Problem to solve: Format the data starting at the first line and ending at the line that contains "done-wards-label: 已完成实施检查的病区 bbox=[97, 250, 277, 271]" as a Markdown table with the columns Row and Data line, leaving out any blank lines.

Items from a dataset:
********************

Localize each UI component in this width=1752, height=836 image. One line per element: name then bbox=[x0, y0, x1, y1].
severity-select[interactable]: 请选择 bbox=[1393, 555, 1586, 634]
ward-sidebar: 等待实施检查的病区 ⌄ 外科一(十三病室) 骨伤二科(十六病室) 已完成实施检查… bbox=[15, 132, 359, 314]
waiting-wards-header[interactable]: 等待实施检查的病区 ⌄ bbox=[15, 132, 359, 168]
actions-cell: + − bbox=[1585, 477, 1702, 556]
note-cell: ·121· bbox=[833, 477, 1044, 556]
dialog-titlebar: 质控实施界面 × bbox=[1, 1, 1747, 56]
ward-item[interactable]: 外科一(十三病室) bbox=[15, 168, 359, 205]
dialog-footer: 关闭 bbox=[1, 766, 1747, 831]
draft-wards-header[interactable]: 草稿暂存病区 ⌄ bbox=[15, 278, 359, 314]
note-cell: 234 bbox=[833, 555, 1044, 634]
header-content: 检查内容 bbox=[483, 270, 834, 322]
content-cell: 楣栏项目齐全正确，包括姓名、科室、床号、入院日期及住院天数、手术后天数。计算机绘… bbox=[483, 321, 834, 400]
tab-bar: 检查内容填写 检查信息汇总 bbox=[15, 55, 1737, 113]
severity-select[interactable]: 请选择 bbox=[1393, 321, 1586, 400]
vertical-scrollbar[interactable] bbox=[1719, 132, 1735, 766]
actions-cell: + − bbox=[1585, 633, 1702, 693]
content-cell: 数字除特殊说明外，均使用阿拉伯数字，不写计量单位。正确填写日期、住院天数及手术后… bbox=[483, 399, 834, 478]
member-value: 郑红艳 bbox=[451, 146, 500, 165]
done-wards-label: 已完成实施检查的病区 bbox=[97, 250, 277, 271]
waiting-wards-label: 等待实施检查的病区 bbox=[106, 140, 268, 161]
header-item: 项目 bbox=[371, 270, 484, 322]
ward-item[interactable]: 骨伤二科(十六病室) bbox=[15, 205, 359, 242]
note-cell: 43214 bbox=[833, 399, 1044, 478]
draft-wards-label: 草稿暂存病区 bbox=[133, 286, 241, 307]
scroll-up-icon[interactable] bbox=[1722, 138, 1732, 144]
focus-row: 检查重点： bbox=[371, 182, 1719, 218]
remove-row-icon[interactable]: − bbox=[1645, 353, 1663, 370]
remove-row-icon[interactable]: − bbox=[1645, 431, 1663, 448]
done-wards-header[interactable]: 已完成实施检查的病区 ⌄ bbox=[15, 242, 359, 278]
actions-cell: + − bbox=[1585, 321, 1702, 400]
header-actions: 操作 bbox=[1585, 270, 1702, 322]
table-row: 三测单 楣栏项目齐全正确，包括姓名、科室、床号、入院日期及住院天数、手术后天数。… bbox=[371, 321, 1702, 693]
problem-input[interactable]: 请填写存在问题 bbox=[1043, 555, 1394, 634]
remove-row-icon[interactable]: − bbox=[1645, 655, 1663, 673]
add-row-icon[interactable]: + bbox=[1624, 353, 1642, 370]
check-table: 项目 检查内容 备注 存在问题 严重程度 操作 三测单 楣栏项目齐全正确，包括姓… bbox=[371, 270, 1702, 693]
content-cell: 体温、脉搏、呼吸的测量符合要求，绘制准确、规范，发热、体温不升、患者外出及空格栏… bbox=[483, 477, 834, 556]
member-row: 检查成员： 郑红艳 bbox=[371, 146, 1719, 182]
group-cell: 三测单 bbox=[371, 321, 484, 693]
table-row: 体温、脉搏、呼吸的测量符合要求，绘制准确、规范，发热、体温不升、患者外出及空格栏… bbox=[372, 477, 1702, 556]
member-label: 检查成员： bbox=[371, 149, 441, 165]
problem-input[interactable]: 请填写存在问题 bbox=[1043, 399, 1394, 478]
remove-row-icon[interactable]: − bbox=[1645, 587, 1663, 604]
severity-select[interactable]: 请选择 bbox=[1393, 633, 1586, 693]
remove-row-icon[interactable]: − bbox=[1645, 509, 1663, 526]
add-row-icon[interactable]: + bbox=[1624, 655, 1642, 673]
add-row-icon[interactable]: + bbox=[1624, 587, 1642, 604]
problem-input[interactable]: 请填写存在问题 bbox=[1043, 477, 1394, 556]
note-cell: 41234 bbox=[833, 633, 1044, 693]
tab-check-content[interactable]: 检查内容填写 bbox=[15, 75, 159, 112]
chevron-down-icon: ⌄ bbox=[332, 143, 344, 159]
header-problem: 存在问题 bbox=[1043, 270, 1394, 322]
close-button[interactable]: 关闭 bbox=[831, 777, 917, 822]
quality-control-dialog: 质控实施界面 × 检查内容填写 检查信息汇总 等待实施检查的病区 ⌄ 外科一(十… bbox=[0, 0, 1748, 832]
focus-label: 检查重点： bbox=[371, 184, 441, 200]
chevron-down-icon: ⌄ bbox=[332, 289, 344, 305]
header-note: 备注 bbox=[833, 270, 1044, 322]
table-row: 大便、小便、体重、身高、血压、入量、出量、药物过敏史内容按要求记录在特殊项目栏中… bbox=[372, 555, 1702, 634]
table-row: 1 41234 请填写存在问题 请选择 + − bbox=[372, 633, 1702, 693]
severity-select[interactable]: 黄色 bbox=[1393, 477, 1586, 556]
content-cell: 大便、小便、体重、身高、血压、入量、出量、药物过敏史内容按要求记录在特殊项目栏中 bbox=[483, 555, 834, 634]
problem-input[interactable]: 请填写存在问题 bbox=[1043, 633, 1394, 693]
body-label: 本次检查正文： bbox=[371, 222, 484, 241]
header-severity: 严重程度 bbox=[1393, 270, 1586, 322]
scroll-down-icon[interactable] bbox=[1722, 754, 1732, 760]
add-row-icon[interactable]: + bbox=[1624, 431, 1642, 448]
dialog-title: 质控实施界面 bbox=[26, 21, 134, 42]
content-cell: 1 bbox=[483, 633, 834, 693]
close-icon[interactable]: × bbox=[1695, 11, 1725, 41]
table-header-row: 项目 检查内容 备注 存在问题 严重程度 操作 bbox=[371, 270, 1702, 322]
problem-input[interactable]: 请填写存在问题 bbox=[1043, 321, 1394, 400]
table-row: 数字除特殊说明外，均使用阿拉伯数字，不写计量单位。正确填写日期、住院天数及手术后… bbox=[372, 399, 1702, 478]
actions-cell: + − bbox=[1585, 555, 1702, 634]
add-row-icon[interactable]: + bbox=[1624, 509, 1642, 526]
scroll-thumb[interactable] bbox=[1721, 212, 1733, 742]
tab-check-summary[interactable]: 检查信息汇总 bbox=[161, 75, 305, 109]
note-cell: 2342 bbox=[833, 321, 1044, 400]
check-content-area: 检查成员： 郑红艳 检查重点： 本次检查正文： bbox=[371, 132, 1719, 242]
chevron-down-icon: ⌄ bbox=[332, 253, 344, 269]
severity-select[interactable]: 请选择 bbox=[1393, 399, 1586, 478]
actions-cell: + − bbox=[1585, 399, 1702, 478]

********************

Response to the exercise:
| Row | Data line |
|---|---|
| 1 | Localize each UI component in this width=1752, height=836 image. One line per element: name then bbox=[x0, y0, x1, y1]. |
| 2 | severity-select[interactable]: 请选择 bbox=[1393, 555, 1586, 634] |
| 3 | ward-sidebar: 等待实施检查的病区 ⌄ 外科一(十三病室) 骨伤二科(十六病室) 已完成实施检查… bbox=[15, 132, 359, 314] |
| 4 | waiting-wards-header[interactable]: 等待实施检查的病区 ⌄ bbox=[15, 132, 359, 168] |
| 5 | actions-cell: + − bbox=[1585, 477, 1702, 556] |
| 6 | note-cell: ·121· bbox=[833, 477, 1044, 556] |
| 7 | dialog-titlebar: 质控实施界面 × bbox=[1, 1, 1747, 56] |
| 8 | ward-item[interactable]: 外科一(十三病室) bbox=[15, 168, 359, 205] |
| 9 | dialog-footer: 关闭 bbox=[1, 766, 1747, 831] |
| 10 | draft-wards-header[interactable]: 草稿暂存病区 ⌄ bbox=[15, 278, 359, 314] |
| 11 | note-cell: 234 bbox=[833, 555, 1044, 634] |
| 12 | header-content: 检查内容 bbox=[483, 270, 834, 322] |
| 13 | content-cell: 楣栏项目齐全正确，包括姓名、科室、床号、入院日期及住院天数、手术后天数。计算机绘… bbox=[483, 321, 834, 400] |
| 14 | tab-bar: 检查内容填写 检查信息汇总 bbox=[15, 55, 1737, 113] |
| 15 | severity-select[interactable]: 请选择 bbox=[1393, 321, 1586, 400] |
| 16 | vertical-scrollbar[interactable] bbox=[1719, 132, 1735, 766] |
| 17 | actions-cell: + − bbox=[1585, 633, 1702, 693] |
| 18 | content-cell: 数字除特殊说明外，均使用阿拉伯数字，不写计量单位。正确填写日期、住院天数及手术后… bbox=[483, 399, 834, 478] |
| 19 | member-value: 郑红艳 bbox=[451, 146, 500, 165] |
| 20 | done-wards-label: 已完成实施检查的病区 bbox=[97, 250, 277, 271] |